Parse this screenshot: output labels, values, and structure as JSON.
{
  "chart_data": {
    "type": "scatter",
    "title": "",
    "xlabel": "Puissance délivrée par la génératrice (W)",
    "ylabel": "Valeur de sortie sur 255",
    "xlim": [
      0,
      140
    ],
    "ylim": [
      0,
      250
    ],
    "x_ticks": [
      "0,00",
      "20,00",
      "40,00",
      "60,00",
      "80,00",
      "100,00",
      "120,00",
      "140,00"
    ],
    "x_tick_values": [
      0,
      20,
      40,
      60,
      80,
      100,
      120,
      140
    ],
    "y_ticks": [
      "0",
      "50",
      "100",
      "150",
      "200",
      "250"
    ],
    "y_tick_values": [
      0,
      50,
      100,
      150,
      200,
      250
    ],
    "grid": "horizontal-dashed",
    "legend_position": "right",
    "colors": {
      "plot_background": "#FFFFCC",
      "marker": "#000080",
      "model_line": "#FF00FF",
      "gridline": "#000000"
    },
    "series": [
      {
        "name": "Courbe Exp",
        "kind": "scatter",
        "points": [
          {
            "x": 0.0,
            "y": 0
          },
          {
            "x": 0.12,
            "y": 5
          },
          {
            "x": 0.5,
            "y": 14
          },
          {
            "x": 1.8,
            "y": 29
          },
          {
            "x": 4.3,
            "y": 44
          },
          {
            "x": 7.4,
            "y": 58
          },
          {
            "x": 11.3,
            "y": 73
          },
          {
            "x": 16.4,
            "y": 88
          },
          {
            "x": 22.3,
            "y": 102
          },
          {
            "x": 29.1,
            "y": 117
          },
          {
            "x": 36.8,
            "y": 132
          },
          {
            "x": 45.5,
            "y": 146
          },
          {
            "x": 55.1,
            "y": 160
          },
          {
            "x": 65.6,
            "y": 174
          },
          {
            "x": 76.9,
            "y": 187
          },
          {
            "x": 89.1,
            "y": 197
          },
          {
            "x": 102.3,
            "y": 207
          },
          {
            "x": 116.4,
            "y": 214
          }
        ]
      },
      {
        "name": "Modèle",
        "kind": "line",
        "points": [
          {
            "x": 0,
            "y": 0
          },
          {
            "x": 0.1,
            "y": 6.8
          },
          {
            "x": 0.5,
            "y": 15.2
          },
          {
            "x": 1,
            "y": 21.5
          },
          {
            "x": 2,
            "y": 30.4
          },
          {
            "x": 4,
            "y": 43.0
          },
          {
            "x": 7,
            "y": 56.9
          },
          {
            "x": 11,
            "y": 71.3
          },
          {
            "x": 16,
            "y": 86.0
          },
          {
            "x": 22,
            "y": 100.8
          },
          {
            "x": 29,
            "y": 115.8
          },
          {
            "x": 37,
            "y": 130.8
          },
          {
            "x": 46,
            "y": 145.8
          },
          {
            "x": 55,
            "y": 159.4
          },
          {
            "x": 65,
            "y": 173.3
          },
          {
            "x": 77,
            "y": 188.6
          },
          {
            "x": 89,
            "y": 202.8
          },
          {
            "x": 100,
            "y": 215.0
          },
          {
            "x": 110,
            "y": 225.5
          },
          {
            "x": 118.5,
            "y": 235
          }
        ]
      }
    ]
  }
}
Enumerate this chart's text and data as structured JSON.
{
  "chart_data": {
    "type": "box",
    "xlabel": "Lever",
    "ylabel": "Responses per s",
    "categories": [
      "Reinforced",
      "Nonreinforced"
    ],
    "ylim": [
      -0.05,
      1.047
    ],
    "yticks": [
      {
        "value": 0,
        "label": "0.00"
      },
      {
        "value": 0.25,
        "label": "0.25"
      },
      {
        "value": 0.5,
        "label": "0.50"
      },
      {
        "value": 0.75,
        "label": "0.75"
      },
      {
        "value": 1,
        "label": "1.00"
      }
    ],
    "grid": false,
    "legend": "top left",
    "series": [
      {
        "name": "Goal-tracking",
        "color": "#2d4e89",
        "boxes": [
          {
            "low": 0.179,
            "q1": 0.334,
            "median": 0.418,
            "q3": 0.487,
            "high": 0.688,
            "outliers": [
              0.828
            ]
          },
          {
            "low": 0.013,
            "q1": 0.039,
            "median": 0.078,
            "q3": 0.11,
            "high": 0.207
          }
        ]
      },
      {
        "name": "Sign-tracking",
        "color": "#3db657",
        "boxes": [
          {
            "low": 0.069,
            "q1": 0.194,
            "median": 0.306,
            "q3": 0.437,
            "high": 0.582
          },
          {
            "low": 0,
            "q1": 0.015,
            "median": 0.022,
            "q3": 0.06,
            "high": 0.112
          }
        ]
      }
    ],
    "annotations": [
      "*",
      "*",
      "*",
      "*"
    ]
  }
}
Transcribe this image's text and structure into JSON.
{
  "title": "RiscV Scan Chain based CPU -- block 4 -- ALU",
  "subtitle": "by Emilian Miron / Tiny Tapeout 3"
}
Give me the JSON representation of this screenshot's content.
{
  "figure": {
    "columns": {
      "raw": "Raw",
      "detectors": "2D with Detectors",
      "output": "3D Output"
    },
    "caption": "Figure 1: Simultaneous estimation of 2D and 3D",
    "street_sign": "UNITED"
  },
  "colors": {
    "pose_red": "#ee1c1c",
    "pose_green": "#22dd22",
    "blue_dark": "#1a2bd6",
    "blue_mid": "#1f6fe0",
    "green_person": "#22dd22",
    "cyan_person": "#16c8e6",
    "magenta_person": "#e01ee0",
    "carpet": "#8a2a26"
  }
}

....

Give the lines from the one containing "Give me the" through the end of the entries again, exactly as written and with no other lines.

Problem solution.
Give me the JSON representation of this screenshot's content.
{
  "figure": {
    "columns": {
      "raw": "Raw",
      "detectors": "2D with Detectors",
      "output": "3D Output"
    },
    "caption": "Figure 1: Simultaneous estimation of 2D and 3D",
    "street_sign": "UNITED"
  },
  "colors": {
    "pose_red": "#ee1c1c",
    "pose_green": "#22dd22",
    "blue_dark": "#1a2bd6",
    "blue_mid": "#1f6fe0",
    "green_person": "#22dd22",
    "cyan_person": "#16c8e6",
    "magenta_person": "#e01ee0",
    "carpet": "#8a2a26"
  }
}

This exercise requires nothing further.